┌──

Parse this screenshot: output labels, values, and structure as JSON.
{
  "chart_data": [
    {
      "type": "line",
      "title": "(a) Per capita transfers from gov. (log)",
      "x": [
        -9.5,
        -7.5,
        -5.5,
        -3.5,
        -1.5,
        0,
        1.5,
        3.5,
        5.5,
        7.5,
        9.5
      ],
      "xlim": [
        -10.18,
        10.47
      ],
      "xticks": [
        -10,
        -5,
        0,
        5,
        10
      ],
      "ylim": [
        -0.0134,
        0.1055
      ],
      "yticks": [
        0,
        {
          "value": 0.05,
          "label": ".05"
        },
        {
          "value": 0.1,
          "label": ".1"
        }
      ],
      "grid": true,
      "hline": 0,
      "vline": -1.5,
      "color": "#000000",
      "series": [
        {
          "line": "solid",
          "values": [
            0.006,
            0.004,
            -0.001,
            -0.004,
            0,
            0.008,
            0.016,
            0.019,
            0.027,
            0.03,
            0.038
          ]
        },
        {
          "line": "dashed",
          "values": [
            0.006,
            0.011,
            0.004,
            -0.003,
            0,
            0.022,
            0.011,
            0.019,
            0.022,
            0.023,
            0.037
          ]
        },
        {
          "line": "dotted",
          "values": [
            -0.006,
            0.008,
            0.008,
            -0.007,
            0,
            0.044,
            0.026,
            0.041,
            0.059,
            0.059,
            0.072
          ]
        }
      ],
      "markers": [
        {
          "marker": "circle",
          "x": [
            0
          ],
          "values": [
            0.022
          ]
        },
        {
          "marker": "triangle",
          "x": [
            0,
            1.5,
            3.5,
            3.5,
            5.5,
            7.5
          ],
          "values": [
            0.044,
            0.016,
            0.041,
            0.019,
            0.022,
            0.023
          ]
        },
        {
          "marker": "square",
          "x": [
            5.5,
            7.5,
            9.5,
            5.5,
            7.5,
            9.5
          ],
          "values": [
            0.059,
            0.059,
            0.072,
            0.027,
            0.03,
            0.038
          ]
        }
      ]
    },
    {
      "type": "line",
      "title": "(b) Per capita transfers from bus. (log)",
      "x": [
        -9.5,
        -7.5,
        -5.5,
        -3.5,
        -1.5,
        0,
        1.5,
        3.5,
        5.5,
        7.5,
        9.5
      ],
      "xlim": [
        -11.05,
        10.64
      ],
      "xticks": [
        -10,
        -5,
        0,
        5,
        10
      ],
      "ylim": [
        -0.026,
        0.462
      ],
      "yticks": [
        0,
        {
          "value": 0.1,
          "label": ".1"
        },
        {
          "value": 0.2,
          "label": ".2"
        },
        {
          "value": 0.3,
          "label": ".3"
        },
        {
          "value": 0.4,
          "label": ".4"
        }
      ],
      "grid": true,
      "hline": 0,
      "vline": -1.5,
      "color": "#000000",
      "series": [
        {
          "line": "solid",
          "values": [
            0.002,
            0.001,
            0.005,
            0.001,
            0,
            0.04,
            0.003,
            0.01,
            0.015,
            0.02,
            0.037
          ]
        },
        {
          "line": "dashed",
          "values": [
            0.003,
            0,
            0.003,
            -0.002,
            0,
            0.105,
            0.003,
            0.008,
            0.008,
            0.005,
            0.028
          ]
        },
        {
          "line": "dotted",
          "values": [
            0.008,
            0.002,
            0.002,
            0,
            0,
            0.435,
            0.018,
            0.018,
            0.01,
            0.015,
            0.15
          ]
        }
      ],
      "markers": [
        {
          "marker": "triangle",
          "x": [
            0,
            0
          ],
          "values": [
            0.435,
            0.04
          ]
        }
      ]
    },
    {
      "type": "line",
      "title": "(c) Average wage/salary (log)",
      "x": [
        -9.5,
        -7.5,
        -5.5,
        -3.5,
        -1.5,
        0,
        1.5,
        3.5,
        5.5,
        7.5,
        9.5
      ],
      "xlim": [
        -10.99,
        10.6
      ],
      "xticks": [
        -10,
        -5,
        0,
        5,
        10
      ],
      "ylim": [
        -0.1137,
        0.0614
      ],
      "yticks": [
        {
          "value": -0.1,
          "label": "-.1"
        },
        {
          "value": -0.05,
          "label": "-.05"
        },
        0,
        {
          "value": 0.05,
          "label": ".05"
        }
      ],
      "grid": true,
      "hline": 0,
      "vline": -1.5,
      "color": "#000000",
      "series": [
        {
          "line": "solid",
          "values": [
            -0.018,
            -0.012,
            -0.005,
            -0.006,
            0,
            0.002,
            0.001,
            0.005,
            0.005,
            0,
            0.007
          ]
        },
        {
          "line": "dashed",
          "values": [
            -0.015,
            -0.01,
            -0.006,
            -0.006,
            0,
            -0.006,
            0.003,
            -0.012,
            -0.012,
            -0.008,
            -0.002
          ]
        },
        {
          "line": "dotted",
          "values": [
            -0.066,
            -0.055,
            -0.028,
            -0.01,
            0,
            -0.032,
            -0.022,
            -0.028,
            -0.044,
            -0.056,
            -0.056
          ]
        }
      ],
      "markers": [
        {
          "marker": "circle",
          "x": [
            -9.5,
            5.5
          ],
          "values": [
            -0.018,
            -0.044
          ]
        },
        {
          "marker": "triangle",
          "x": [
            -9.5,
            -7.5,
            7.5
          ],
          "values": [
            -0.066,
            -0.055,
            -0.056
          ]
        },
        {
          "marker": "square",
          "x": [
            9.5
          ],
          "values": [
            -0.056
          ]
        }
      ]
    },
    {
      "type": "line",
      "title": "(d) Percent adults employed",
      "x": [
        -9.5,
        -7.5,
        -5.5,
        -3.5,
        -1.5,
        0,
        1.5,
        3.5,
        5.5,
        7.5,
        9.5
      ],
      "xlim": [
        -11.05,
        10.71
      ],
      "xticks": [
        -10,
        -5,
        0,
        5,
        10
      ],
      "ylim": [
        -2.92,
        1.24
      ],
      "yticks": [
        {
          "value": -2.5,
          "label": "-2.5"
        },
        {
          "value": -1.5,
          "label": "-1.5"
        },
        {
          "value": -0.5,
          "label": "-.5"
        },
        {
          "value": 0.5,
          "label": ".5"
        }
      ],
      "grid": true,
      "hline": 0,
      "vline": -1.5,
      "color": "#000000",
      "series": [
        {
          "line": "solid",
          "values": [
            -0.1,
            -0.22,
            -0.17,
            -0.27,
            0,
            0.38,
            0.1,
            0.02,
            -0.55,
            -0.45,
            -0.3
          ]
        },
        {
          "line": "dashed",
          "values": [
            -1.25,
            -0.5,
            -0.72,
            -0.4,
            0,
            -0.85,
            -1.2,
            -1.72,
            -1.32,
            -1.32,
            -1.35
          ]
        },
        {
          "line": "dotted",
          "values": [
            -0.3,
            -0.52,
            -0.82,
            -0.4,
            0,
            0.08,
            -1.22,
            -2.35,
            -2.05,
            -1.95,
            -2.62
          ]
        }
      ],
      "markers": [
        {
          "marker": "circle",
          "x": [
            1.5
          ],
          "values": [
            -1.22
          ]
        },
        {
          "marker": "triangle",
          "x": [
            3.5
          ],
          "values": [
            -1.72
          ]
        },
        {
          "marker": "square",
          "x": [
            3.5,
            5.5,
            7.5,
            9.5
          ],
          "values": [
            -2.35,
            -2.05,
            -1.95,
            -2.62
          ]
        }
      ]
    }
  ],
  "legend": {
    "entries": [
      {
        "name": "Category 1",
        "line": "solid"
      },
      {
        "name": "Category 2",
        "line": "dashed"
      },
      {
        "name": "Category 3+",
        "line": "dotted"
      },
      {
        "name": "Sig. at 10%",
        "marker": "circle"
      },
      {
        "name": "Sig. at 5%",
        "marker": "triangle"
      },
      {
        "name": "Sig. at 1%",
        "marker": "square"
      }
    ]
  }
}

└──

Extract the data in full. Keep it word for word.

Parse this screenshot: output labels, values, and structure as JSON.
{
  "chart_data": [
    {
      "type": "line",
      "title": "(a) Per capita transfers from gov. (log)",
      "x": [
        -9.5,
        -7.5,
        -5.5,
        -3.5,
        -1.5,
        0,
        1.5,
        3.5,
        5.5,
        7.5,
        9.5
      ],
      "xlim": [
        -10.18,
        10.47
      ],
      "xticks": [
        -10,
        -5,
        0,
        5,
        10
      ],
      "ylim": [
        -0.0134,
        0.1055
      ],
      "yticks": [
        0,
        {
          "value": 0.05,
          "label": ".05"
        },
        {
          "value": 0.1,
          "label": ".1"
        }
      ],
      "grid": true,
      "hline": 0,
      "vline": -1.5,
      "color": "#000000",
      "series": [
        {
          "line": "solid",
          "values": [
            0.006,
            0.004,
            -0.001,
            -0.004,
            0,
            0.008,
            0.016,
            0.019,
            0.027,
            0.03,
            0.038
          ]
        },
        {
          "line": "dashed",
          "values": [
            0.006,
            0.011,
            0.004,
            -0.003,
            0,
            0.022,
            0.011,
            0.019,
            0.022,
            0.023,
            0.037
          ]
        },
        {
          "line": "dotted",
          "values": [
            -0.006,
            0.008,
            0.008,
            -0.007,
            0,
            0.044,
            0.026,
            0.041,
            0.059,
            0.059,
            0.072
          ]
        }
      ],
      "markers": [
        {
          "marker": "circle",
          "x": [
            0
          ],
          "values": [
            0.022
          ]
        },
        {
          "marker": "triangle",
          "x": [
            0,
            1.5,
            3.5,
            3.5,
            5.5,
            7.5
          ],
          "values": [
            0.044,
            0.016,
            0.041,
            0.019,
            0.022,
            0.023
          ]
        },
        {
          "marker": "square",
          "x": [
            5.5,
            7.5,
            9.5,
            5.5,
            7.5,
            9.5
          ],
          "values": [
            0.059,
            0.059,
            0.072,
            0.027,
            0.03,
            0.038
          ]
        }
      ]
    },
    {
      "type": "line",
      "title": "(b) Per capita transfers from bus. (log)",
      "x": [
        -9.5,
        -7.5,
        -5.5,
        -3.5,
        -1.5,
        0,
        1.5,
        3.5,
        5.5,
        7.5,
        9.5
      ],
      "xlim": [
        -11.05,
        10.64
      ],
      "xticks": [
        -10,
        -5,
        0,
        5,
        10
      ],
      "ylim": [
        -0.026,
        0.462
      ],
      "yticks": [
        0,
        {
          "value": 0.1,
          "label": ".1"
        },
        {
          "value": 0.2,
          "label": ".2"
        },
        {
          "value": 0.3,
          "label": ".3"
        },
        {
          "value": 0.4,
          "label": ".4"
        }
      ],
      "grid": true,
      "hline": 0,
      "vline": -1.5,
      "color": "#000000",
      "series": [
        {
          "line": "solid",
          "values": [
            0.002,
            0.001,
            0.005,
            0.001,
            0,
            0.04,
            0.003,
            0.01,
            0.015,
            0.02,
            0.037
          ]
        },
        {
          "line": "dashed",
          "values": [
            0.003,
            0,
            0.003,
            -0.002,
            0,
            0.105,
            0.003,
            0.008,
            0.008,
            0.005,
            0.028
          ]
        },
        {
          "line": "dotted",
          "values": [
            0.008,
            0.002,
            0.002,
            0,
            0,
            0.435,
            0.018,
            0.018,
            0.01,
            0.015,
            0.15
          ]
        }
      ],
      "markers": [
        {
          "marker": "triangle",
          "x": [
            0,
            0
          ],
          "values": [
            0.435,
            0.04
          ]
        }
      ]
    },
    {
      "type": "line",
      "title": "(c) Average wage/salary (log)",
      "x": [
        -9.5,
        -7.5,
        -5.5,
        -3.5,
        -1.5,
        0,
        1.5,
        3.5,
        5.5,
        7.5,
        9.5
      ],
      "xlim": [
        -10.99,
        10.6
      ],
      "xticks": [
        -10,
        -5,
        0,
        5,
        10
      ],
      "ylim": [
        -0.1137,
        0.0614
      ],
      "yticks": [
        {
          "value": -0.1,
          "label": "-.1"
        },
        {
          "value": -0.05,
          "label": "-.05"
        },
        0,
        {
          "value": 0.05,
          "label": ".05"
        }
      ],
      "grid": true,
      "hline": 0,
      "vline": -1.5,
      "color": "#000000",
      "series": [
        {
          "line": "solid",
          "values": [
            -0.018,
            -0.012,
            -0.005,
            -0.006,
            0,
            0.002,
            0.001,
            0.005,
            0.005,
            0,
            0.007
          ]
        },
        {
          "line": "dashed",
          "values": [
            -0.015,
            -0.01,
            -0.006,
            -0.006,
            0,
            -0.006,
            0.003,
            -0.012,
            -0.012,
            -0.008,
            -0.002
          ]
        },
        {
          "line": "dotted",
          "values": [
            -0.066,
            -0.055,
            -0.028,
            -0.01,
            0,
            -0.032,
            -0.022,
            -0.028,
            -0.044,
            -0.056,
            -0.056
          ]
        }
      ],
      "markers": [
        {
          "marker": "circle",
          "x": [
            -9.5,
            5.5
          ],
          "values": [
            -0.018,
            -0.044
          ]
        },
        {
          "marker": "triangle",
          "x": [
            -9.5,
            -7.5,
            7.5
          ],
          "values": [
            -0.066,
            -0.055,
            -0.056
          ]
        },
        {
          "marker": "square",
          "x": [
            9.5
          ],
          "values": [
            -0.056
          ]
        }
      ]
    },
    {
      "type": "line",
      "title": "(d) Percent adults employed",
      "x": [
        -9.5,
        -7.5,
        -5.5,
        -3.5,
        -1.5,
        0,
        1.5,
        3.5,
        5.5,
        7.5,
        9.5
      ],
      "xlim": [
        -11.05,
        10.71
      ],
      "xticks": [
        -10,
        -5,
        0,
        5,
        10
      ],
      "ylim": [
        -2.92,
        1.24
      ],
      "yticks": [
        {
          "value": -2.5,
          "label": "-2.5"
        },
        {
          "value": -1.5,
          "label": "-1.5"
        },
        {
          "value": -0.5,
          "label": "-.5"
        },
        {
          "value": 0.5,
          "label": ".5"
        }
      ],
      "grid": true,
      "hline": 0,
      "vline": -1.5,
      "color": "#000000",
      "series": [
        {
          "line": "solid",
          "values": [
            -0.1,
            -0.22,
            -0.17,
            -0.27,
            0,
            0.38,
            0.1,
            0.02,
            -0.55,
            -0.45,
            -0.3
          ]
        },
        {
          "line": "dashed",
          "values": [
            -1.25,
            -0.5,
            -0.72,
            -0.4,
            0,
            -0.85,
            -1.2,
            -1.72,
            -1.32,
            -1.32,
            -1.35
          ]
        },
        {
          "line": "dotted",
          "values": [
            -0.3,
            -0.52,
            -0.82,
            -0.4,
            0,
            0.08,
            -1.22,
            -2.35,
            -2.05,
            -1.95,
            -2.62
          ]
        }
      ],
      "markers": [
        {
          "marker": "circle",
          "x": [
            1.5
          ],
          "values": [
            -1.22
          ]
        },
        {
          "marker": "triangle",
          "x": [
            3.5
          ],
          "values": [
            -1.72
          ]
        },
        {
          "marker": "square",
          "x": [
            3.5,
            5.5,
            7.5,
            9.5
          ],
          "values": [
            -2.35,
            -2.05,
            -1.95,
            -2.62
          ]
        }
      ]
    }
  ],
  "legend": {
    "entries": [
      {
        "name": "Category 1",
        "line": "solid"
      },
      {
        "name": "Category 2",
        "line": "dashed"
      },
      {
        "name": "Category 3+",
        "line": "dotted"
      },
      {
        "name": "Sig. at 10%",
        "marker": "circle"
      },
      {
        "name": "Sig. at 5%",
        "marker": "triangle"
      },
      {
        "name": "Sig. at 1%",
        "marker": "square"
      }
    ]
  }
}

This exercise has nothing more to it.